▶ _INSTRUCTION_
Give every line from the entries that contains "JSON".
──────────────────────────────
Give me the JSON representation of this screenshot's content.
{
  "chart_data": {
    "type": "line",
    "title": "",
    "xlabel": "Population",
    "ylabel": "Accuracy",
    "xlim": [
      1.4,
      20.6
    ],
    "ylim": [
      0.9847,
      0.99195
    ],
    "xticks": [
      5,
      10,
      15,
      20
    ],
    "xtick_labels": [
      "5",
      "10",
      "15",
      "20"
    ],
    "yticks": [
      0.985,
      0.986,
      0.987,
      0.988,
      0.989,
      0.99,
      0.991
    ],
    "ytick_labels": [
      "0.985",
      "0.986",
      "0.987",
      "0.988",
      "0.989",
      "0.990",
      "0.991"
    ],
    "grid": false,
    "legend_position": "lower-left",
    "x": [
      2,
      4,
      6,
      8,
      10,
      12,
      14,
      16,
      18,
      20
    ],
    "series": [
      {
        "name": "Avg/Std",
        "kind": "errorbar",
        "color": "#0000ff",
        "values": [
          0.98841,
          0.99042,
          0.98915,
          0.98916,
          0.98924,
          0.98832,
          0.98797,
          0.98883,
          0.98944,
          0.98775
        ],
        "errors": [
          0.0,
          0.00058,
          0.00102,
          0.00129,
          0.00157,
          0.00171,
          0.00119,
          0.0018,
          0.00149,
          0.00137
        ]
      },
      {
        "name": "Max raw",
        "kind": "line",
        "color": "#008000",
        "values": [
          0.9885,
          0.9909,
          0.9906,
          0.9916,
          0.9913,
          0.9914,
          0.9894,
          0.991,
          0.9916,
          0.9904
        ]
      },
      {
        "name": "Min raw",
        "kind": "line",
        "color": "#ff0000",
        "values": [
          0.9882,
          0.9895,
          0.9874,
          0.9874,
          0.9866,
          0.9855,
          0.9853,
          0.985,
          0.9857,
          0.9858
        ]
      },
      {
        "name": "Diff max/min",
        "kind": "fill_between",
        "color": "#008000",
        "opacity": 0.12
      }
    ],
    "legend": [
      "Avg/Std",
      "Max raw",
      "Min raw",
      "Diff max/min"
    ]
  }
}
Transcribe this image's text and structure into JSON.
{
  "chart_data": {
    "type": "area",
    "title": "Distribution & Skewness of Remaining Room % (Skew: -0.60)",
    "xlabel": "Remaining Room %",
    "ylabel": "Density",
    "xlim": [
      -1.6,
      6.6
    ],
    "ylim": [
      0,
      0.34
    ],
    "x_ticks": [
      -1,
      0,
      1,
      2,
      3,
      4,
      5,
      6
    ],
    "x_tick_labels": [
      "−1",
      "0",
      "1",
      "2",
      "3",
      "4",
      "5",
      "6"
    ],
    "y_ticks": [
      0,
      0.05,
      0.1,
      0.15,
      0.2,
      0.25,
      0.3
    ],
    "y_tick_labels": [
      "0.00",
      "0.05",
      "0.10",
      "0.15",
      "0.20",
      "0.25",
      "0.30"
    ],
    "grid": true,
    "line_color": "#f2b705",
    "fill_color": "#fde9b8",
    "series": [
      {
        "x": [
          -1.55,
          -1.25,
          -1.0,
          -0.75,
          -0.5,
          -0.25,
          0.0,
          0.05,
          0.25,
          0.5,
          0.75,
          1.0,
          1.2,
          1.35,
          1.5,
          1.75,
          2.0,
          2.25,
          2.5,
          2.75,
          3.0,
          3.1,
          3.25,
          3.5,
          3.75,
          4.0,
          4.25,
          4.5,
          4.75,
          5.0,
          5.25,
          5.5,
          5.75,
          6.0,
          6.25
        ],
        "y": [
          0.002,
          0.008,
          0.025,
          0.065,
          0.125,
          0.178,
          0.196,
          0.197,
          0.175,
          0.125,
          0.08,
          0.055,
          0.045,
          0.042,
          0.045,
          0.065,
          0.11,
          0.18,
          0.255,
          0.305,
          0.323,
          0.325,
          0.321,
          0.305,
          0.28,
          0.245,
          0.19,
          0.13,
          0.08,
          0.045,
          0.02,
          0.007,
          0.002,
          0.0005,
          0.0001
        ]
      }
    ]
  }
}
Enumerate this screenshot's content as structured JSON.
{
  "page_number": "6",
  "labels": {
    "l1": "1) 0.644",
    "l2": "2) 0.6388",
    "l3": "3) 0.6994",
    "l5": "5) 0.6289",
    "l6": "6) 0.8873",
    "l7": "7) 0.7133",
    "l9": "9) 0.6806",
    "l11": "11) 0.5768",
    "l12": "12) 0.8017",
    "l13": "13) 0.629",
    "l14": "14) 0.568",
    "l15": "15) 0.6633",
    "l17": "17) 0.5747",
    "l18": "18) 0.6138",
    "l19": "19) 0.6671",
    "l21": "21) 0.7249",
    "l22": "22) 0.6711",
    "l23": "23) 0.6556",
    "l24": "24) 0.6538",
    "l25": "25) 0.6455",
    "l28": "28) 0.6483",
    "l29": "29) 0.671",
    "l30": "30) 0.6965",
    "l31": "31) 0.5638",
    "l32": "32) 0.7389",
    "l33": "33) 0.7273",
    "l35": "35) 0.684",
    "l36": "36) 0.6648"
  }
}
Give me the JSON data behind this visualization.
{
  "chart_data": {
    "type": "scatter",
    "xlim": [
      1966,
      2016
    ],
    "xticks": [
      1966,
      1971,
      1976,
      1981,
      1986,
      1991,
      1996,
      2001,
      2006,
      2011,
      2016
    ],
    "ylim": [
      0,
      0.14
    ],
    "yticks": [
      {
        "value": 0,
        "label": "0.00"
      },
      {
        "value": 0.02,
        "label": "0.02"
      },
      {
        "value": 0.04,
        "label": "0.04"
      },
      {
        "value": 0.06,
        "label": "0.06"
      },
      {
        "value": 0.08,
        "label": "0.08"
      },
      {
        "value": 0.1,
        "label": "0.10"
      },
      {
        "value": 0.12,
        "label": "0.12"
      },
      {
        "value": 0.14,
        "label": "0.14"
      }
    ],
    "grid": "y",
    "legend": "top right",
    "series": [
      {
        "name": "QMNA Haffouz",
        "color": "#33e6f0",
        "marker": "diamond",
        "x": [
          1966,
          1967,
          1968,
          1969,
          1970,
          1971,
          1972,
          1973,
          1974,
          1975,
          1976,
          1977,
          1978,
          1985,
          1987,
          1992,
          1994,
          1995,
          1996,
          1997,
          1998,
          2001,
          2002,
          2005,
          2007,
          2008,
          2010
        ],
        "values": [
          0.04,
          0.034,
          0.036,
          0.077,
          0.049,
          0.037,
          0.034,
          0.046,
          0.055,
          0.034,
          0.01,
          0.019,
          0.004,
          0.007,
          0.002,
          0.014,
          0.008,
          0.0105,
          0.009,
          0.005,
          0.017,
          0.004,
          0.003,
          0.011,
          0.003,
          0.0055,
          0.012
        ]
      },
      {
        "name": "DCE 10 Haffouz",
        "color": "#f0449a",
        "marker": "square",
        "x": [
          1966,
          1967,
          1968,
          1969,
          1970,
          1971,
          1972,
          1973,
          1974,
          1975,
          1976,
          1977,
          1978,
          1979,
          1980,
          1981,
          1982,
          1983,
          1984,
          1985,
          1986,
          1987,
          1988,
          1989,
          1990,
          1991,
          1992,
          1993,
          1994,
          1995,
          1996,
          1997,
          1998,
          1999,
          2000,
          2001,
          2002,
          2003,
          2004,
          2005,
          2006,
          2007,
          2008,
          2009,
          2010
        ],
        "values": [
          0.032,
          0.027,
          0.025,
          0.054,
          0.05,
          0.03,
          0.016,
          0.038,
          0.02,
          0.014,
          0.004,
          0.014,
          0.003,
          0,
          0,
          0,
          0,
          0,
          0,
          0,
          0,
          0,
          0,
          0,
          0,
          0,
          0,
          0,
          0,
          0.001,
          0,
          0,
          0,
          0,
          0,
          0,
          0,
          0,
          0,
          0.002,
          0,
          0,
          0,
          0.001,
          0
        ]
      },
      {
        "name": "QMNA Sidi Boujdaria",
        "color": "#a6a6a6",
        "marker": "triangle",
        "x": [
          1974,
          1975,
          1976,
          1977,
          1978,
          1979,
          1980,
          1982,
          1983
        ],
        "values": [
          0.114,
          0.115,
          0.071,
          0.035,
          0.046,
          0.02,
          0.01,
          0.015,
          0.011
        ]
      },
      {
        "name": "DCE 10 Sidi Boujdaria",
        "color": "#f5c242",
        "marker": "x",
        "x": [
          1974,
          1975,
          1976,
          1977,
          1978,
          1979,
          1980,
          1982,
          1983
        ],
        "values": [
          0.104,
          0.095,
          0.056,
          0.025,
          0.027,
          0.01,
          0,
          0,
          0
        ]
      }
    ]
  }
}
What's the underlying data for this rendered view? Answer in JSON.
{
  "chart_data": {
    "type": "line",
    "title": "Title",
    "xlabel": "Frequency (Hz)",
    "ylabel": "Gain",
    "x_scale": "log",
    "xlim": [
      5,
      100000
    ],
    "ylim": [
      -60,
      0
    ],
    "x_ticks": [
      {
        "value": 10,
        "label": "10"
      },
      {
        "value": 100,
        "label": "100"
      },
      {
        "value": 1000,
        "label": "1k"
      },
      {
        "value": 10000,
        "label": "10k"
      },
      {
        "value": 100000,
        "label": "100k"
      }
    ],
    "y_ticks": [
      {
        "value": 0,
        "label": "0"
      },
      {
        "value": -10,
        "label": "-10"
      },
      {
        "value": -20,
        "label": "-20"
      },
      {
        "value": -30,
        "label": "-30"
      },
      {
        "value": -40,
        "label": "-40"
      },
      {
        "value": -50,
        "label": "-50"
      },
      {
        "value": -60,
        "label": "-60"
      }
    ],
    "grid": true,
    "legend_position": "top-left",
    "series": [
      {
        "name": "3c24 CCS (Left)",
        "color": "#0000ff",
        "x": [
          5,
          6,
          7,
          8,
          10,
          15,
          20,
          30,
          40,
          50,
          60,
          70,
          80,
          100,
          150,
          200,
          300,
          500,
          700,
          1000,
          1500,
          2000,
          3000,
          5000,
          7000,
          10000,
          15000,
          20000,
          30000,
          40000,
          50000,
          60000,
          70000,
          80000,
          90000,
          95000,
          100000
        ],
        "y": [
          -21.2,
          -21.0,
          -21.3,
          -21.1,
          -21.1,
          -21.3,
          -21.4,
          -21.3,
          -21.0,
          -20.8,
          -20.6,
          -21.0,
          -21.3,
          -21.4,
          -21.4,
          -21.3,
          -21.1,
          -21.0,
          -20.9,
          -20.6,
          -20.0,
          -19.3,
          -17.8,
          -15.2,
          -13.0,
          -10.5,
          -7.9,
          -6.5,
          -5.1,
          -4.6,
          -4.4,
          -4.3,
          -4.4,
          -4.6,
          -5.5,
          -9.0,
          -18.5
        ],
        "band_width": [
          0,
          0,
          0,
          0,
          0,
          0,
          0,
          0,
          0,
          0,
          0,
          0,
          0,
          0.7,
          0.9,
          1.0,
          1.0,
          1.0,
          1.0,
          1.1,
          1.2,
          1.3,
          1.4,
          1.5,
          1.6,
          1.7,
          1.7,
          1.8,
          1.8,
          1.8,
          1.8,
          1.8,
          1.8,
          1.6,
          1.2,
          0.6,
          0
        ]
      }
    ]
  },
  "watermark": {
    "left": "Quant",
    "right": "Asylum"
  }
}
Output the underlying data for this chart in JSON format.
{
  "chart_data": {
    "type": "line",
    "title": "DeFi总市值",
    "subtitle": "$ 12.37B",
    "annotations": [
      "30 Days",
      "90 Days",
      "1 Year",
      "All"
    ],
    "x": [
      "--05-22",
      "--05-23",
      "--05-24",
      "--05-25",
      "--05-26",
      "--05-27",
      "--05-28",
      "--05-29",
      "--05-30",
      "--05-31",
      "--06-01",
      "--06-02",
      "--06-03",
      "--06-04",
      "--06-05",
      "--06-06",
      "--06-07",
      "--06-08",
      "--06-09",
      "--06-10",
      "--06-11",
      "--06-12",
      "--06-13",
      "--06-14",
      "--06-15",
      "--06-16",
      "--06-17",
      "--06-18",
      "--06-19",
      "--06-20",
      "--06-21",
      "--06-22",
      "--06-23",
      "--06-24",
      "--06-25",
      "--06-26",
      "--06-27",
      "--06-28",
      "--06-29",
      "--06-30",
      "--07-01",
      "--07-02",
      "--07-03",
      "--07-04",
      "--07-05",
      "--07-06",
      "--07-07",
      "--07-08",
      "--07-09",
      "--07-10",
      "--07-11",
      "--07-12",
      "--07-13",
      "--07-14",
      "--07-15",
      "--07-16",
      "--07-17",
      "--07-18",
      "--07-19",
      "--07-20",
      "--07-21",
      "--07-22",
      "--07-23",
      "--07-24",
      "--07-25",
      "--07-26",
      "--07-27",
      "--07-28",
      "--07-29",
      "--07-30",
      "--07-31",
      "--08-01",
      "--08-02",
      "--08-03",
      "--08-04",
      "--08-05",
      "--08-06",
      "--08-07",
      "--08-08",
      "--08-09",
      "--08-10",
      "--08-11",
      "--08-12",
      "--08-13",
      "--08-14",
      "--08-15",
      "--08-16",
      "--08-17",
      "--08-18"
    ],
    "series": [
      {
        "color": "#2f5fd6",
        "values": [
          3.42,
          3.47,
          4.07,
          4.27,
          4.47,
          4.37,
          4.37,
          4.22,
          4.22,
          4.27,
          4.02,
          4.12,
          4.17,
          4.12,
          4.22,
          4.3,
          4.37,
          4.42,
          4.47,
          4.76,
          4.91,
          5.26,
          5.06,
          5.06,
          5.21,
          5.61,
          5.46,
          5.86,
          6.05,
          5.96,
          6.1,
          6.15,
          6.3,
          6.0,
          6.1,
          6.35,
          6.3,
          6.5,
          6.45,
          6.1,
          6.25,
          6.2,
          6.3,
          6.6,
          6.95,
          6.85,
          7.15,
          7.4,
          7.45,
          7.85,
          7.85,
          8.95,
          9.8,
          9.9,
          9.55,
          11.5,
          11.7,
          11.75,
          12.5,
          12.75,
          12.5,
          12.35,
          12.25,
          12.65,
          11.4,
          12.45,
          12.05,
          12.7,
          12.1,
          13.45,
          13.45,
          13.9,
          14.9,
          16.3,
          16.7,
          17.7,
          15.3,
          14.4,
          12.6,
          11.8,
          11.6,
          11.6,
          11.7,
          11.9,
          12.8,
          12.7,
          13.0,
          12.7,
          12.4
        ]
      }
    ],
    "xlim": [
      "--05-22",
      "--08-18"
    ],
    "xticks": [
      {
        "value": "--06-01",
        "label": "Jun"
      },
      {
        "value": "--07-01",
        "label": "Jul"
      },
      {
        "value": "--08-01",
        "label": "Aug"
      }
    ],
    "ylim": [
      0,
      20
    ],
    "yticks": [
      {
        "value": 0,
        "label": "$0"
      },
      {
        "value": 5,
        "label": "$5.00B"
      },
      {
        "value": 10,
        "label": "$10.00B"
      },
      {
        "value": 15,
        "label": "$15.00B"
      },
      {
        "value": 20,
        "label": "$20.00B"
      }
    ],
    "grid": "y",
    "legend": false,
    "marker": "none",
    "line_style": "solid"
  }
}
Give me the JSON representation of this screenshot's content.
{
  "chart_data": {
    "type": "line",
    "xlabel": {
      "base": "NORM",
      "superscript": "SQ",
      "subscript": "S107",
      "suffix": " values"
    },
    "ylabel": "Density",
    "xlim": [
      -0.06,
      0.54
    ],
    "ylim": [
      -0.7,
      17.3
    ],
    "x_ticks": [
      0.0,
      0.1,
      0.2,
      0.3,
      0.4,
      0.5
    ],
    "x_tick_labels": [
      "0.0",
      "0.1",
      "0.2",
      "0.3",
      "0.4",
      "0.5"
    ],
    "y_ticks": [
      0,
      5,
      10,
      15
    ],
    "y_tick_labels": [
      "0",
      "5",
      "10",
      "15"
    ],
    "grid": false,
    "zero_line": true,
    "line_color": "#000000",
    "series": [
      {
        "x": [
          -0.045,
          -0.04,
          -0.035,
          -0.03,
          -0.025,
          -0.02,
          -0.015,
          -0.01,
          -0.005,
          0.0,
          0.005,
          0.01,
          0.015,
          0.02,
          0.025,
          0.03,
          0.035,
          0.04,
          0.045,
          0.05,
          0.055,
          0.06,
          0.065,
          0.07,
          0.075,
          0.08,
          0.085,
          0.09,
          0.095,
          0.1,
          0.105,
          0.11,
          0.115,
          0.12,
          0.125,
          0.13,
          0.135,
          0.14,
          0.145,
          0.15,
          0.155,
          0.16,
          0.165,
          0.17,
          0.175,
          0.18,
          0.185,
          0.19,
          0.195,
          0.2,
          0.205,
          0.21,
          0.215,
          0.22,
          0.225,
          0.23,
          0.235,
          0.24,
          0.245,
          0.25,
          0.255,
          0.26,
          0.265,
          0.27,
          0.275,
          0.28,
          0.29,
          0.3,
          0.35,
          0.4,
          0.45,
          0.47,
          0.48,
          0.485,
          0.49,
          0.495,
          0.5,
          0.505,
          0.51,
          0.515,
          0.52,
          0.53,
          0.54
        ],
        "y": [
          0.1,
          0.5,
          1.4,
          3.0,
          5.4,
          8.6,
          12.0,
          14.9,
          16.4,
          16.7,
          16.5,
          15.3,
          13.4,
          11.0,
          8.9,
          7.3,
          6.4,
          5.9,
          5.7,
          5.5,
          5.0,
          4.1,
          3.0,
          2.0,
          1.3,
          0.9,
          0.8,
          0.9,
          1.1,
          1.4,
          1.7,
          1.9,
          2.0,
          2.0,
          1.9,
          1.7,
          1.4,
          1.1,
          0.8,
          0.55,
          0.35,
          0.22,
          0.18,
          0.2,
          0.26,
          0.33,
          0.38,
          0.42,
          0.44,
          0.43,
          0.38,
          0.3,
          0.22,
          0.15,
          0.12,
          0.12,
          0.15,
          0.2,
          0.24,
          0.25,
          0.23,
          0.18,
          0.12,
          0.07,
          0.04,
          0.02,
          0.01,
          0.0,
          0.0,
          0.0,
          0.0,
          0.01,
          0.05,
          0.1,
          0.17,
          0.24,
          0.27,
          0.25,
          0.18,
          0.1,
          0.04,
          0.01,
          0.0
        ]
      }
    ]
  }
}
──────────────────────────────
▶ _RESPONSE TO THE TASK_
Give me the JSON representation of this screenshot's content.
Transcribe this image's text and structure into JSON.
Enumerate this screenshot's content as structured JSON.
Give me the JSON data behind this visualization.
What's the underlying data for this rendered view? Answer in JSON.
Output the underlying data for this chart in JSON format.
Give me the JSON representation of this screenshot's content.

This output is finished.